[Saved entries]
========
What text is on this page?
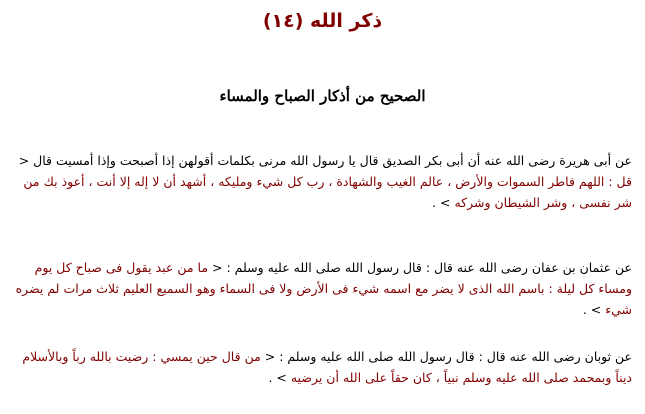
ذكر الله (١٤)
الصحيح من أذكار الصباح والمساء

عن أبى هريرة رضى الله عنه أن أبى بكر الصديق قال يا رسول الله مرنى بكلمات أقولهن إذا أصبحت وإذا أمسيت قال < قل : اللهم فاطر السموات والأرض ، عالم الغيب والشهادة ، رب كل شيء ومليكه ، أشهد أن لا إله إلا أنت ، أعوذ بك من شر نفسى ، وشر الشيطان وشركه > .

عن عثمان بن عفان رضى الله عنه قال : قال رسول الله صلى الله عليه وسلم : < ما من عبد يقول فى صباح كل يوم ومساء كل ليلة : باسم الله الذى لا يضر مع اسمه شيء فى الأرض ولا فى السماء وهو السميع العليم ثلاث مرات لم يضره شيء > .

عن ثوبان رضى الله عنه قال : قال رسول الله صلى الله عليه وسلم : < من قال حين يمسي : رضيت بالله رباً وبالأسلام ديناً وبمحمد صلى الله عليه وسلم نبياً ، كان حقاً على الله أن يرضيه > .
========
Pictures in the records should not appear in your copy, but everything else must be transcribed exactly.

- _EXERCISE SOLUTION_:
What text is on this page?
ذكر الله (١٤)
الصحيح من أذكار الصباح والمساء

عن أبى هريرة رضى الله عنه أن أبى بكر الصديق قال يا رسول الله مرنى بكلمات أقولهن إذا أصبحت وإذا أمسيت قال < قل : اللهم فاطر السموات والأرض ، عالم الغيب والشهادة ، رب كل شيء ومليكه ، أشهد أن لا إله إلا أنت ، أعوذ بك من شر نفسى ، وشر الشيطان وشركه > .

عن عثمان بن عفان رضى الله عنه قال : قال رسول الله صلى الله عليه وسلم : < ما من عبد يقول فى صباح كل يوم ومساء كل ليلة : باسم الله الذى لا يضر مع اسمه شيء فى الأرض ولا فى السماء وهو السميع العليم ثلاث مرات لم يضره شيء > .

عن ثوبان رضى الله عنه قال : قال رسول الله صلى الله عليه وسلم : < من قال حين يمسي : رضيت بالله رباً وبالأسلام ديناً وبمحمد صلى الله عليه وسلم نبياً ، كان حقاً على الله أن يرضيه > .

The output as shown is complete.